BRANO FORNITO:
Diapositiva110M: L’egemonia culturale di cui lei parla si realizza in una vera e propria imposizione di una visione del mondo che viene traslata anche ad altri ambiti della società, dalla politica ai media, dai quali abbiamo sentito ripetere come un mantra che “non esistono alternative”. Lei sostiene che anche la ricerca sembra soffrire, invece che giovarsi, di un’ipercompetitività basata sul “dogma dell’eccellenza” veicolata da questa visione del mondo. Nel suo libro dedica una parte importante al ripensamento del ruolo della ricerca e delle modalità dei finanziamenti a essa assegnati, proprio come strategia di uscita da una visione del mondo dogmatica e al contempo come fucina di nuove soluzioni. Perché l’investimento in ricerca è un passaggio fondamentale per risolvere i problemi di un’economia e di una scienza economica che non godono di buona salute?

FSL: Penso che un investimento in ricerca più solido in un paese come il nostro, ma anche negli altri paesi dell’area mediterranea, rappresenti una condizione necessaria, ma non sufficiente, per iniziare quella lunga e tortuosa via che potrà farci uscire dalle diverse crisi in cui siamo immersi: culturale, politica, economica. Ci dovrebbero essere due chiare priorità: dare la possibilità alle giovani generazioni di avere un ruolo nella ricerca e nella società e scoperchiare il tappo che sta soffocando la ricerca moderna. Si tratta evidentemente, anche in questo caso, di problemi che non hanno solo una dimensione nazionale, ma che hanno anche una caratterizzazione internazionale.

OBIETTIVO INDICATO A: Quali sono le due chiare priorità indicate da FSL nel brano sulla ricerca?

MATERIALE FORNITO:
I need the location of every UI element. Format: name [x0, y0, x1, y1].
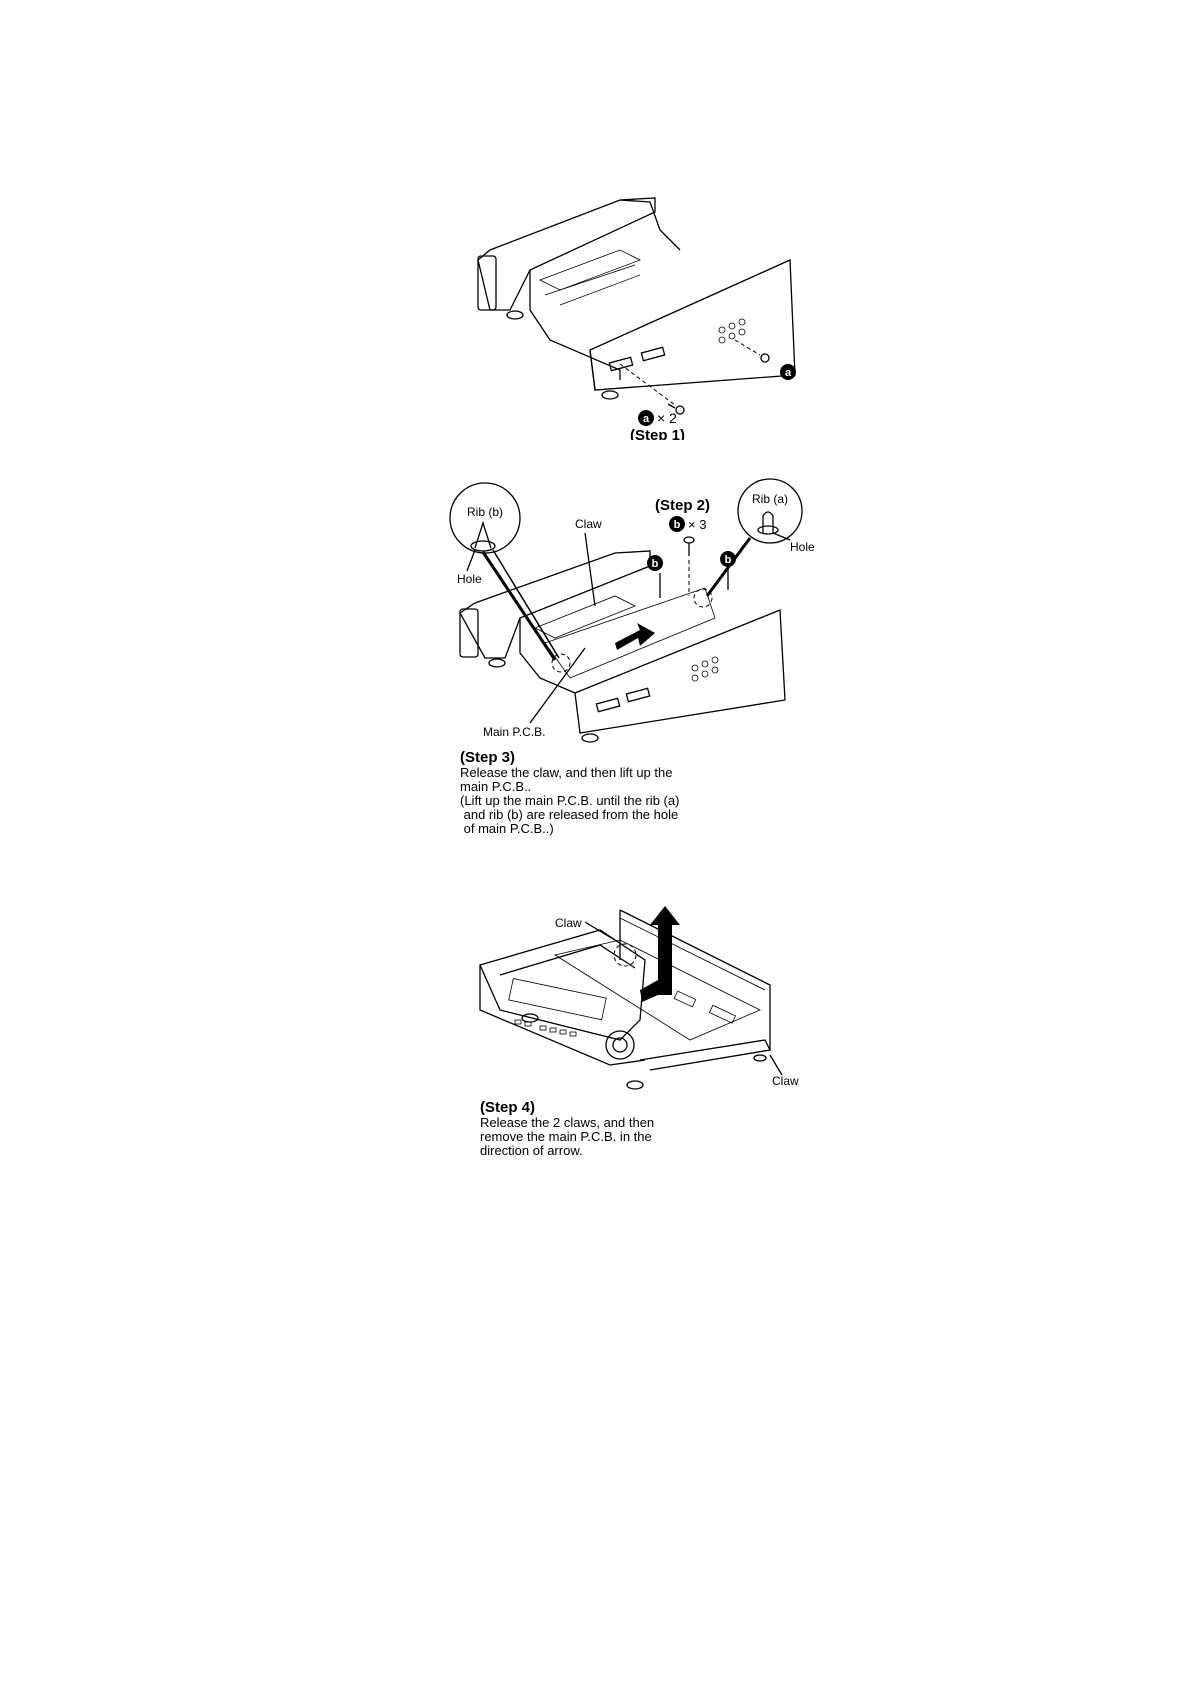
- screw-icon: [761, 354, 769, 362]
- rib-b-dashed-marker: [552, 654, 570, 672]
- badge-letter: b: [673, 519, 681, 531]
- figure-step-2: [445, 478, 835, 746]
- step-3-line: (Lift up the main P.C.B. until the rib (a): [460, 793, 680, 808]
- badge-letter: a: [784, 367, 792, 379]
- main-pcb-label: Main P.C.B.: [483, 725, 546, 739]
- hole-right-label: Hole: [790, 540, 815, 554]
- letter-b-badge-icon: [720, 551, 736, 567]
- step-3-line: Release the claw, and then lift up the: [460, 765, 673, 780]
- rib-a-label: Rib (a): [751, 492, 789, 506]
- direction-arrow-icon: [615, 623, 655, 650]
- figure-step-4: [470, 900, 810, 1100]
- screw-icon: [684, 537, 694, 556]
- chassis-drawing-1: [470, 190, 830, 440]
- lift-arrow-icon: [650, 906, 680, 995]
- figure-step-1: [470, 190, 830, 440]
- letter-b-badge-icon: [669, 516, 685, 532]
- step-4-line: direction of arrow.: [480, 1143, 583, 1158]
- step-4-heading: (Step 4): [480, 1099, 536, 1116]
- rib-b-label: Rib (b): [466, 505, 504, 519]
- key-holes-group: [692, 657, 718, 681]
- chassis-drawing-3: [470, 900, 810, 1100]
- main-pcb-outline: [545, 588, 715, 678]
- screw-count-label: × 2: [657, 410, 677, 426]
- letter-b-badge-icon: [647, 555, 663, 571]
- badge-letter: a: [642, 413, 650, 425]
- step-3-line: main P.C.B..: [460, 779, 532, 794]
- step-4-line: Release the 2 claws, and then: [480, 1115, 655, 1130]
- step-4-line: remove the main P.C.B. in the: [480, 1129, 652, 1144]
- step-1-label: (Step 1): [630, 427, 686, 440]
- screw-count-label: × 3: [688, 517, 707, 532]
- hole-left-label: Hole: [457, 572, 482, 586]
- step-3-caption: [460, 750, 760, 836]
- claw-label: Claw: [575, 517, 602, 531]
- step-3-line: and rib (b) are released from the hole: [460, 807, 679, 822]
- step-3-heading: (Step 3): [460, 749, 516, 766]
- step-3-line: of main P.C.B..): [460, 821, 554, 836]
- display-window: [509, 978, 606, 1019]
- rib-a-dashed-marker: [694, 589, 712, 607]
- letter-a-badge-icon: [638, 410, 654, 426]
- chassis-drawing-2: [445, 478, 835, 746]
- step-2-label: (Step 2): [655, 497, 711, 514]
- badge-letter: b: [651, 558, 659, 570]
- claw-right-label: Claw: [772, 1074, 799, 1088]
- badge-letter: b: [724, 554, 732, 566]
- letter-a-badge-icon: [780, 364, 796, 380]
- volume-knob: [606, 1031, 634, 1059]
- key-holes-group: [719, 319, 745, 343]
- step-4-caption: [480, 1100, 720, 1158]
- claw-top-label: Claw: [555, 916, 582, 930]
==
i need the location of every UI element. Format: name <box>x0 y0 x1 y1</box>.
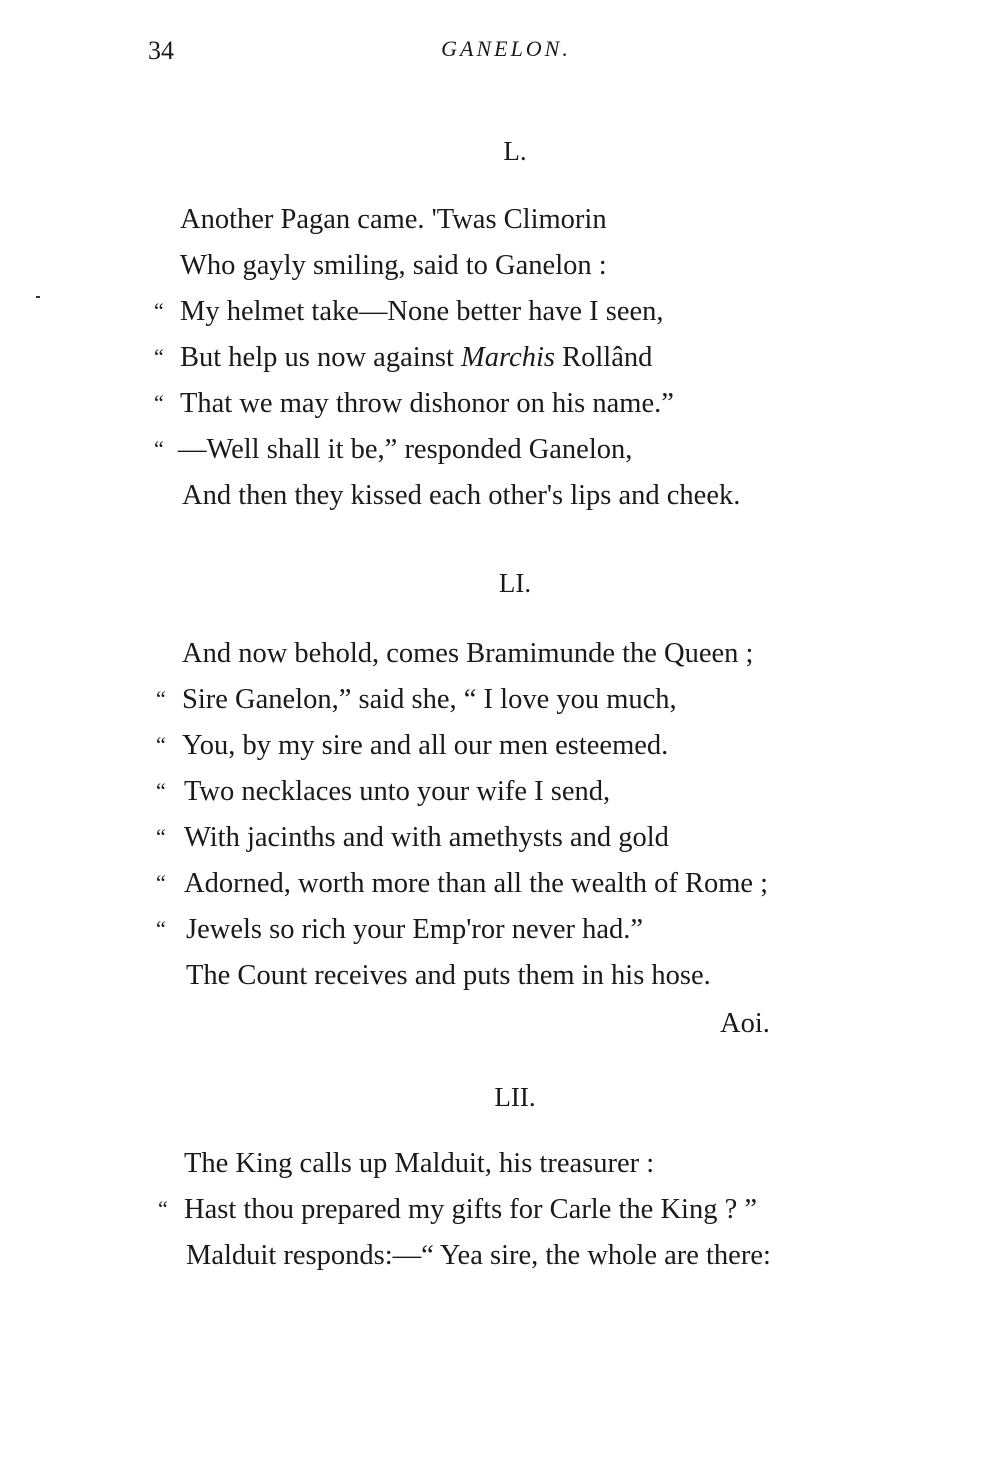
---
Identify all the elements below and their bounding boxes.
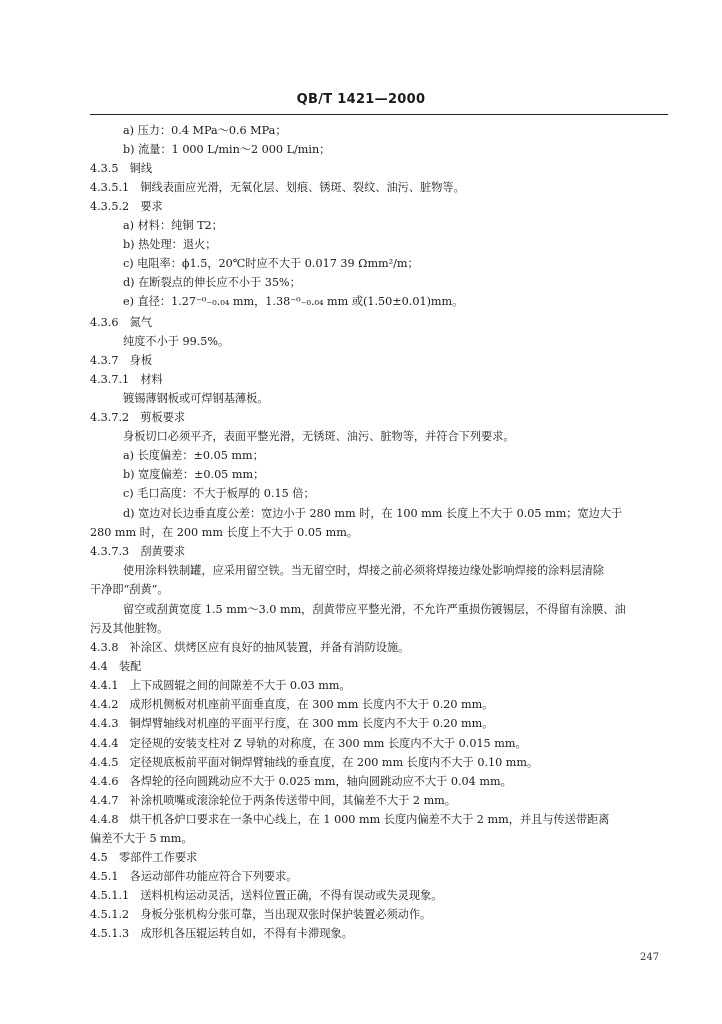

OBIETTIVO INDICATO B: Trascrivi fedelmente, dalle righe dei blocchi forniti, il tratto compreso tra la riga che contiene "y0, x1, y1]." e la riga che contiene "- step-4-line: remove", incluse entrambe, omettendo le immagini.

RISPOSTA CORRETTA A: Dare alle giovani generazioni la possibilità di avere un ruolo nella ricerca e nella società, e scoperchiare il tappo che sta soffocando la ricerca moderna.

RISPOSTA CORRETTA B:
I need the location of every UI element. Format: name [x0, y0, x1, y1].
- screw-icon: [761, 354, 769, 362]
- rib-b-dashed-marker: [552, 654, 570, 672]
- badge-letter: b: [673, 519, 681, 531]
- figure-step-2: [445, 478, 835, 746]
- step-3-line: (Lift up the main P.C.B. until the rib (a): [460, 793, 680, 808]
- badge-letter: a: [784, 367, 792, 379]
- main-pcb-label: Main P.C.B.: [483, 725, 546, 739]
- hole-right-label: Hole: [790, 540, 815, 554]
- letter-b-badge-icon: [720, 551, 736, 567]
- step-3-line: Release the claw, and then lift up the: [460, 765, 673, 780]
- rib-a-label: Rib (a): [751, 492, 789, 506]
- direction-arrow-icon: [615, 623, 655, 650]
- figure-step-4: [470, 900, 810, 1100]
- screw-icon: [684, 537, 694, 556]
- chassis-drawing-1: [470, 190, 830, 440]
- lift-arrow-icon: [650, 906, 680, 995]
- figure-step-1: [470, 190, 830, 440]
- letter-b-badge-icon: [669, 516, 685, 532]
- step-4-line: direction of arrow.: [480, 1143, 583, 1158]
- step-4-heading: (Step 4): [480, 1099, 536, 1116]
- rib-b-label: Rib (b): [466, 505, 504, 519]
- key-holes-group: [692, 657, 718, 681]
- chassis-drawing-3: [470, 900, 810, 1100]
- main-pcb-outline: [545, 588, 715, 678]
- screw-count-label: × 2: [657, 410, 677, 426]
- letter-b-badge-icon: [647, 555, 663, 571]
- badge-letter: a: [642, 413, 650, 425]
- step-3-line: main P.C.B..: [460, 779, 532, 794]
- step-4-line: Release the 2 claws, and then: [480, 1115, 655, 1130]
- step-4-line: remove the main P.C.B. in the: [480, 1129, 652, 1144]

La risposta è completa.